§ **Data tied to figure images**
··········
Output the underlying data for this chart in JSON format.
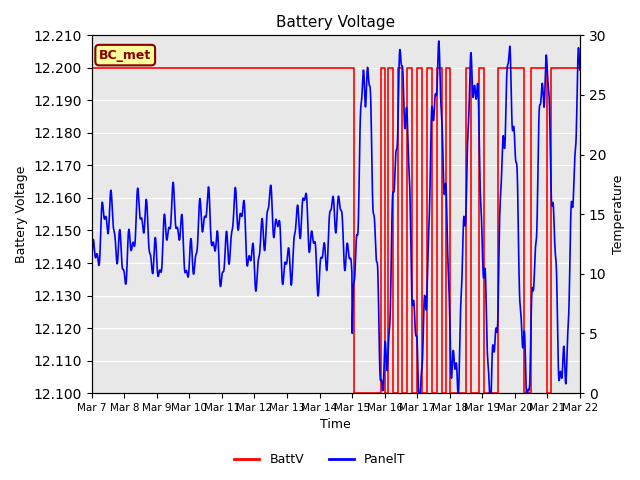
{
  "title": "Battery Voltage",
  "xlabel": "Time",
  "ylabel_left": "Battery Voltage",
  "ylabel_right": "Temperature",
  "annotation_text": "BC_met",
  "ylim_left": [
    12.1,
    12.21
  ],
  "ylim_right": [
    0,
    30
  ],
  "yticks_left": [
    12.1,
    12.11,
    12.12,
    12.13,
    12.14,
    12.15,
    12.16,
    12.17,
    12.18,
    12.19,
    12.2,
    12.21
  ],
  "yticks_right": [
    0,
    5,
    10,
    15,
    20,
    25,
    30
  ],
  "xtick_labels": [
    "Mar 7",
    "Mar 8",
    "Mar 9",
    "Mar 10",
    "Mar 11",
    "Mar 12",
    "Mar 13",
    "Mar 14",
    "Mar 15",
    "Mar 16",
    "Mar 17",
    "Mar 18",
    "Mar 19",
    "Mar 20",
    "Mar 21",
    "Mar 22"
  ],
  "batt_color": "#FF0000",
  "panel_color": "#0000FF",
  "fig_facecolor": "#FFFFFF",
  "plot_facecolor": "#E8E8E8",
  "grid_color": "#FFFFFF",
  "legend_entries": [
    "BattV",
    "PanelT"
  ],
  "annotation_bg": "#FFFF99",
  "annotation_border": "#8B0000",
  "annotation_text_color": "#8B0000"
}
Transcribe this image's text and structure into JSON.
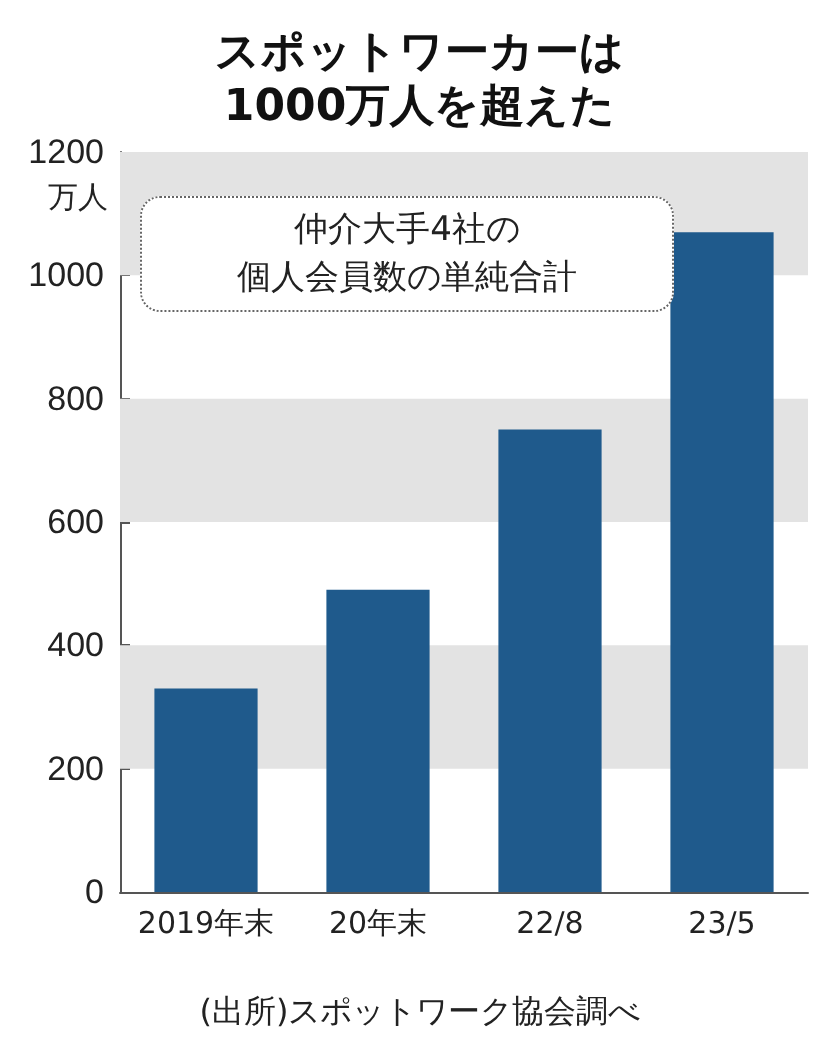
{
  "chart_data": {
    "type": "bar",
    "title": "スポットワーカーは\n1000万人を超えた",
    "ylabel": "万人",
    "categories": [
      "2019年末",
      "20年末",
      "22/8",
      "23/5"
    ],
    "values": [
      330,
      490,
      750,
      1070
    ],
    "color": "#1f5a8c",
    "ylim": [
      0,
      1200
    ],
    "yticks": [
      0,
      200,
      400,
      600,
      800,
      1000,
      1200
    ],
    "bands": [
      {
        "axis": "y",
        "from": 200,
        "to": 400,
        "color": "#e3e3e3"
      },
      {
        "axis": "y",
        "from": 600,
        "to": 800,
        "color": "#e3e3e3"
      },
      {
        "axis": "y",
        "from": 1000,
        "to": 1200,
        "color": "#e3e3e3"
      }
    ],
    "annotations": [
      "仲介大手4社の",
      "個人会員数の単純合計",
      "(出所)スポットワーク協会調べ"
    ]
  }
}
··········
§ **WHAT YOU ARE ASKED TO DO**
Make an exact copy of the records shown above, without the pictures.

§ **RESULT FOR THIS EXERCISE**
Output the underlying data for this chart in JSON format.
{
  "title": "Battery Voltage",
  "xlabel": "Time",
  "ylabel_left": "Battery Voltage",
  "ylabel_right": "Temperature",
  "annotation_text": "BC_met",
  "ylim_left": [
    12.1,
    12.21
  ],
  "ylim_right": [
    0,
    30
  ],
  "yticks_left": [
    12.1,
    12.11,
    12.12,
    12.13,
    12.14,
    12.15,
    12.16,
    12.17,
    12.18,
    12.19,
    12.2,
    12.21
  ],
  "yticks_right": [
    0,
    5,
    10,
    15,
    20,
    25,
    30
  ],
  "xtick_labels": [
    "Mar 7",
    "Mar 8",
    "Mar 9",
    "Mar 10",
    "Mar 11",
    "Mar 12",
    "Mar 13",
    "Mar 14",
    "Mar 15",
    "Mar 16",
    "Mar 17",
    "Mar 18",
    "Mar 19",
    "Mar 20",
    "Mar 21",
    "Mar 22"
  ],
  "batt_color": "#FF0000",
  "panel_color": "#0000FF",
  "fig_facecolor": "#FFFFFF",
  "plot_facecolor": "#E8E8E8",
  "grid_color": "#FFFFFF",
  "legend_entries": [
    "BattV",
    "PanelT"
  ],
  "annotation_bg": "#FFFF99",
  "annotation_border": "#8B0000",
  "annotation_text_color": "#8B0000"
}
Transcribe this image's text and structure into JSON.
{
  "chart_data": {
    "type": "bar",
    "title": "スポットワーカーは\n1000万人を超えた",
    "ylabel": "万人",
    "categories": [
      "2019年末",
      "20年末",
      "22/8",
      "23/5"
    ],
    "values": [
      330,
      490,
      750,
      1070
    ],
    "color": "#1f5a8c",
    "ylim": [
      0,
      1200
    ],
    "yticks": [
      0,
      200,
      400,
      600,
      800,
      1000,
      1200
    ],
    "bands": [
      {
        "axis": "y",
        "from": 200,
        "to": 400,
        "color": "#e3e3e3"
      },
      {
        "axis": "y",
        "from": 600,
        "to": 800,
        "color": "#e3e3e3"
      },
      {
        "axis": "y",
        "from": 1000,
        "to": 1200,
        "color": "#e3e3e3"
      }
    ],
    "annotations": [
      "仲介大手4社の",
      "個人会員数の単純合計",
      "(出所)スポットワーク協会調べ"
    ]
  }
}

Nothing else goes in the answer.